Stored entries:
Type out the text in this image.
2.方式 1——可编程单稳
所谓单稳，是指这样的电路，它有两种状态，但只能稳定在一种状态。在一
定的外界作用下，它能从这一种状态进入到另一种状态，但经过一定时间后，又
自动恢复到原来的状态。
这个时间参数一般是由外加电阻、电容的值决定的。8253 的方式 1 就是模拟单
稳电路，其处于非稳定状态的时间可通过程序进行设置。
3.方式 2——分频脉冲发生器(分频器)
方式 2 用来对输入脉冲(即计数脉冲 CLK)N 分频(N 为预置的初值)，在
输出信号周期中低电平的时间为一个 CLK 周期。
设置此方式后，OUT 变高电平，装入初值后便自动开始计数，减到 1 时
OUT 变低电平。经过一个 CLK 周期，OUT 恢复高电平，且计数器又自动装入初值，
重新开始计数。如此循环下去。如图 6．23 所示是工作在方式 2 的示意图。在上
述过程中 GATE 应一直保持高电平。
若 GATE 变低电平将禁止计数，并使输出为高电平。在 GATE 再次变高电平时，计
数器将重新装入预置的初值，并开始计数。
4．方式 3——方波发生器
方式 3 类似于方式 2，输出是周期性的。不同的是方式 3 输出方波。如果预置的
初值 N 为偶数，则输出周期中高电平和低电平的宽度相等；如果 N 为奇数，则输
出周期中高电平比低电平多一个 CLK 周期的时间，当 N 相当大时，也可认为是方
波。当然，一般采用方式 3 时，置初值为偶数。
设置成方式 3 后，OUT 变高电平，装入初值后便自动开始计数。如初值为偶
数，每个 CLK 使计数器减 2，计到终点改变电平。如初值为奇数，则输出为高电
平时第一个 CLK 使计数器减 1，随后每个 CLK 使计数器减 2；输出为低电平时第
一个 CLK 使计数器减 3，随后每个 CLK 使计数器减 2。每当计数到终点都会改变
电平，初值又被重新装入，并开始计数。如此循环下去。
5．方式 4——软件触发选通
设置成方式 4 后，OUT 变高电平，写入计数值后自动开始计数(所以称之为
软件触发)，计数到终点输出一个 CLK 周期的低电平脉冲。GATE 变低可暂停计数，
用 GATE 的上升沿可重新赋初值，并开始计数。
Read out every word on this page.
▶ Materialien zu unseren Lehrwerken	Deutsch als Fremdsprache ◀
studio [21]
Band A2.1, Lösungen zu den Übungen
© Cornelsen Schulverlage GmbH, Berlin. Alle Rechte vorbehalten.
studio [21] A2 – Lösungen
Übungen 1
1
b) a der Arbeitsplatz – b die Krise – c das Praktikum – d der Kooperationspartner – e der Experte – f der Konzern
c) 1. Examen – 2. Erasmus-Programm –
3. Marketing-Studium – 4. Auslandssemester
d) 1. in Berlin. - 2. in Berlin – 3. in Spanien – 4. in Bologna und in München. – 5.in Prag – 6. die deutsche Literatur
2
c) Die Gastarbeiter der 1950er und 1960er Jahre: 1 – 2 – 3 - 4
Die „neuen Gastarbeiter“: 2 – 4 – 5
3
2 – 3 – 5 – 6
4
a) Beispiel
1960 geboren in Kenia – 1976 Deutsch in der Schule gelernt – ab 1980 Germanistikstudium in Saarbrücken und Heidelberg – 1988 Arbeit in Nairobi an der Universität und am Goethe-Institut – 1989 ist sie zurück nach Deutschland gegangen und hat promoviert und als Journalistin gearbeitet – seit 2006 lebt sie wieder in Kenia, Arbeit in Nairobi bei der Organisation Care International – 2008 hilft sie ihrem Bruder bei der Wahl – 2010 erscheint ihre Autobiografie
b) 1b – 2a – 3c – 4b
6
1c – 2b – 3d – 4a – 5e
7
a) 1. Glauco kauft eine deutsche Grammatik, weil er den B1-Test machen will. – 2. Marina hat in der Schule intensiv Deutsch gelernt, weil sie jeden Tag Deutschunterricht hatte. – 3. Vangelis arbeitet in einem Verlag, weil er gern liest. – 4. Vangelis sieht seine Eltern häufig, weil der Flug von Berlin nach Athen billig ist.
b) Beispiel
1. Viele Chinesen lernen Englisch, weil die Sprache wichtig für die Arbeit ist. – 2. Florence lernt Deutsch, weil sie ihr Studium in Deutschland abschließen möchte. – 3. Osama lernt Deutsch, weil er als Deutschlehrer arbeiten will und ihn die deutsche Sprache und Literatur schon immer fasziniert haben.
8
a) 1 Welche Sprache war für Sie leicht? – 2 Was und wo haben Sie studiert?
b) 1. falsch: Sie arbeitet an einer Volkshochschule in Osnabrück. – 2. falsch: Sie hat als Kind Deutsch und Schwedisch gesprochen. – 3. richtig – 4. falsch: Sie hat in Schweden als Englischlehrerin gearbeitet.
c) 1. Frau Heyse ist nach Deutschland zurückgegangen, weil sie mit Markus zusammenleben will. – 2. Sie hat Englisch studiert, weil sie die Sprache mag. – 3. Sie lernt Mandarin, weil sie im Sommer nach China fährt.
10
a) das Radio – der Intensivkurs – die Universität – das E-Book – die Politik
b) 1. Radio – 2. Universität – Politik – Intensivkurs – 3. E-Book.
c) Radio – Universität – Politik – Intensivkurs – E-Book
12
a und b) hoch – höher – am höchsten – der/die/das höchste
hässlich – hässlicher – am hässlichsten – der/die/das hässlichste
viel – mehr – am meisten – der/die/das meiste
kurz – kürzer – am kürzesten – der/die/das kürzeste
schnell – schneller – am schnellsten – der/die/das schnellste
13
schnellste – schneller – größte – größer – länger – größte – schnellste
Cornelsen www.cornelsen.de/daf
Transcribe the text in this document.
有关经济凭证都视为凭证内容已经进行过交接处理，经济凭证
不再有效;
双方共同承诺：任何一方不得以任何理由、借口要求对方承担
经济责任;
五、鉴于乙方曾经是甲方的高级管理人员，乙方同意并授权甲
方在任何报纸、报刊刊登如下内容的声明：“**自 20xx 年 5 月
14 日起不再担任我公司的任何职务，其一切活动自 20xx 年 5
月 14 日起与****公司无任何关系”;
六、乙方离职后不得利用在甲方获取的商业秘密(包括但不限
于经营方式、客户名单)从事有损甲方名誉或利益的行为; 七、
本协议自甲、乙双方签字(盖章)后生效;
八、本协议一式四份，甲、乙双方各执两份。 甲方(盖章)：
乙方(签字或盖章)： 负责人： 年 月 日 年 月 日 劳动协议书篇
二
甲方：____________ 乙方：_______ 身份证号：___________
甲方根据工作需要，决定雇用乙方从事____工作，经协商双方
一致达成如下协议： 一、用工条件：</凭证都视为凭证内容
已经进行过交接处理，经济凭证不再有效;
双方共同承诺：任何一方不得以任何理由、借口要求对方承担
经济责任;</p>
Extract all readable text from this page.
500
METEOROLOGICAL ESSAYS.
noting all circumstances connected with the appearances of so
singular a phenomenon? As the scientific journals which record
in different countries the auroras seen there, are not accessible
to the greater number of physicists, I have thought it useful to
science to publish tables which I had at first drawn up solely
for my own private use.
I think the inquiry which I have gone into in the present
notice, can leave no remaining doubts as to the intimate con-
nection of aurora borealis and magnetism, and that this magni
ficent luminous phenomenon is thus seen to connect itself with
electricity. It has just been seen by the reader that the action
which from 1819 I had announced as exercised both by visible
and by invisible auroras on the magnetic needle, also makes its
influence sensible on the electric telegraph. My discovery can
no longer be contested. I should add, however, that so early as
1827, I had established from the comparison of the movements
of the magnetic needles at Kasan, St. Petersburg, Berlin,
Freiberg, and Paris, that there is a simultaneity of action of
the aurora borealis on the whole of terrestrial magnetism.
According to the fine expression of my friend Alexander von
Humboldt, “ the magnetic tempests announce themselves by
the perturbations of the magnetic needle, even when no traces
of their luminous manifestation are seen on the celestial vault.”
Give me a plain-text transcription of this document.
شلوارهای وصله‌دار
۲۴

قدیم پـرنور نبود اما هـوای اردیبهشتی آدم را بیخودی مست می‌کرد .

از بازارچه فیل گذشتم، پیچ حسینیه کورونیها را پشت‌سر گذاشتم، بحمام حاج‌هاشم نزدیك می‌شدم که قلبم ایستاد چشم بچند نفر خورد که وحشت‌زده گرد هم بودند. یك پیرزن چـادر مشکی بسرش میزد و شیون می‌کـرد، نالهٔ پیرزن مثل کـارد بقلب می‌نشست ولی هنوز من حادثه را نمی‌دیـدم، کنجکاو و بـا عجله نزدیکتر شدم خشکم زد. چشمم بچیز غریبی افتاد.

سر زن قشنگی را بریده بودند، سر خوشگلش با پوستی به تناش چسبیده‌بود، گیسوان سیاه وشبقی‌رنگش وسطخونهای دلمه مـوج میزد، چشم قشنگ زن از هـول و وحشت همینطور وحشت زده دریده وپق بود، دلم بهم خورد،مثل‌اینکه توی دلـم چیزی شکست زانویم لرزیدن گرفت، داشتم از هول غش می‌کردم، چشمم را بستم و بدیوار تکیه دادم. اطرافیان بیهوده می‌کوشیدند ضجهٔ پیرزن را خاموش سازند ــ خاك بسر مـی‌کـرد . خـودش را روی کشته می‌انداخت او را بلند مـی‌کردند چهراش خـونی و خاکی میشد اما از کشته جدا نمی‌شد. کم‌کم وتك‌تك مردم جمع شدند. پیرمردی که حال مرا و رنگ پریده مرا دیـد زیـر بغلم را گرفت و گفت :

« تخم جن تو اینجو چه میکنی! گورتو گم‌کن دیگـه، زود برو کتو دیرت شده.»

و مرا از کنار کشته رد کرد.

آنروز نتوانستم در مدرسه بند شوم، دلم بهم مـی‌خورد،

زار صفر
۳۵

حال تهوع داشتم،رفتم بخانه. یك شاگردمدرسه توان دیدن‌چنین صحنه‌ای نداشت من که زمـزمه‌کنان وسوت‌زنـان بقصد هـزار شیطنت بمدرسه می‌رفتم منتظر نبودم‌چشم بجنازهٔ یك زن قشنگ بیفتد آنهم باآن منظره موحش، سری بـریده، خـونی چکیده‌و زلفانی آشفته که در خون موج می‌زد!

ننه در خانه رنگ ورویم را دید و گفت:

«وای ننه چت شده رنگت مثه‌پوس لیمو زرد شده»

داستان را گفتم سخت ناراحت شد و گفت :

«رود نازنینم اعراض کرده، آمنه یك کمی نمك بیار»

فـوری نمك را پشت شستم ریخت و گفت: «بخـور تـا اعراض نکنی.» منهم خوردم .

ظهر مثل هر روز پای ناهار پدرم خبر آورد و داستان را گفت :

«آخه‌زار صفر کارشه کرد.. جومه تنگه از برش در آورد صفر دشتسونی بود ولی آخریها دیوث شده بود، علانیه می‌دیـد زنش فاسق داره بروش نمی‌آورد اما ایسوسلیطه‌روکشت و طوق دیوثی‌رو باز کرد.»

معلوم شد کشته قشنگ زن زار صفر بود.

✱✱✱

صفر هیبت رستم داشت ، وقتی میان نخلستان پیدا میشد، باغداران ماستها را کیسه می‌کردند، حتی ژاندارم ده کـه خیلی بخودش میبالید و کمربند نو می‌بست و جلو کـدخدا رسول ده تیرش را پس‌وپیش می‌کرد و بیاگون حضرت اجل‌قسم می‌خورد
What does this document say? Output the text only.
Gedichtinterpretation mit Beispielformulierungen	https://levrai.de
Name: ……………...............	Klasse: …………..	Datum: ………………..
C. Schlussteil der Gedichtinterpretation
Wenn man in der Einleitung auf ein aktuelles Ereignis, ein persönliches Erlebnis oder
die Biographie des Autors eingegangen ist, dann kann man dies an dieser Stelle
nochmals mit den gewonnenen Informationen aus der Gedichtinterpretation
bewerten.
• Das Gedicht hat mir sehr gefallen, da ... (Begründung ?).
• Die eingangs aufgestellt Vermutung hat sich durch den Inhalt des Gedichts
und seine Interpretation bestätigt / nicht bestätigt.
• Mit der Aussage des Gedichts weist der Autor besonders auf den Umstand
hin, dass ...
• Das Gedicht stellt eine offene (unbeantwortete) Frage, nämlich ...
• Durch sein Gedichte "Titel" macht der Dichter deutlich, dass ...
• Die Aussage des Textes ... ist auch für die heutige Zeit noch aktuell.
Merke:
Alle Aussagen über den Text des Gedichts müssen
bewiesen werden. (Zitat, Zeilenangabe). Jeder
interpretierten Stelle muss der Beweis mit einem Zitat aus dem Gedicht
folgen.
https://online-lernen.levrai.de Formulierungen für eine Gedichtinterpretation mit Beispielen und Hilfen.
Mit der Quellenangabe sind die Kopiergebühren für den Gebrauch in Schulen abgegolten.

▶ Task instructions
Wherever the string "GATE" appears in the entries above, list that line.

▶ Correct result
述过程中 GATE 应一直保持高电平。
若 GATE 变低电平将禁止计数，并使输出为高电平。在 GATE 再次变高电平时，计
软件触发)，计数到终点输出一个 CLK 周期的低电平脉冲。GATE 变低可暂停计数，
用 GATE 的上升沿可重新赋初值，并开始计数。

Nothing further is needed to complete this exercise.